--- Start of RECORDED INFORMATION ---

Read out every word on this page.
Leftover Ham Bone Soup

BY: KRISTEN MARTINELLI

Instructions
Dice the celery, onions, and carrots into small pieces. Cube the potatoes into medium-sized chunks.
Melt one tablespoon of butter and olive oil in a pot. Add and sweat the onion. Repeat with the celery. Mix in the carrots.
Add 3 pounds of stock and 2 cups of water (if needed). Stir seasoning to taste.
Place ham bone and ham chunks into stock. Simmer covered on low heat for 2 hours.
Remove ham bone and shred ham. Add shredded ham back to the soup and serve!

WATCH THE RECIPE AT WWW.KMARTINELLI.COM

--- End of RECORDED INFORMATION ---

→ **STATED EXERCISE**
Copy each line of the data exactly, leaving nothing out.

→ **RESULT OF THE EXERCISE**
Read out every word on this page.
Leftover Ham Bone Soup

BY: KRISTEN MARTINELLI

Instructions
Dice the celery, onions, and carrots into small pieces. Cube the potatoes into medium-sized chunks.
Melt one tablespoon of butter and olive oil in a pot. Add and sweat the onion. Repeat with the celery. Mix in the carrots.
Add 3 pounds of stock and 2 cups of water (if needed). Stir seasoning to taste.
Place ham bone and ham chunks into stock. Simmer covered on low heat for 2 hours.
Remove ham bone and shred ham. Add shredded ham back to the soup and serve!

WATCH THE RECIPE AT WWW.KMARTINELLI.COM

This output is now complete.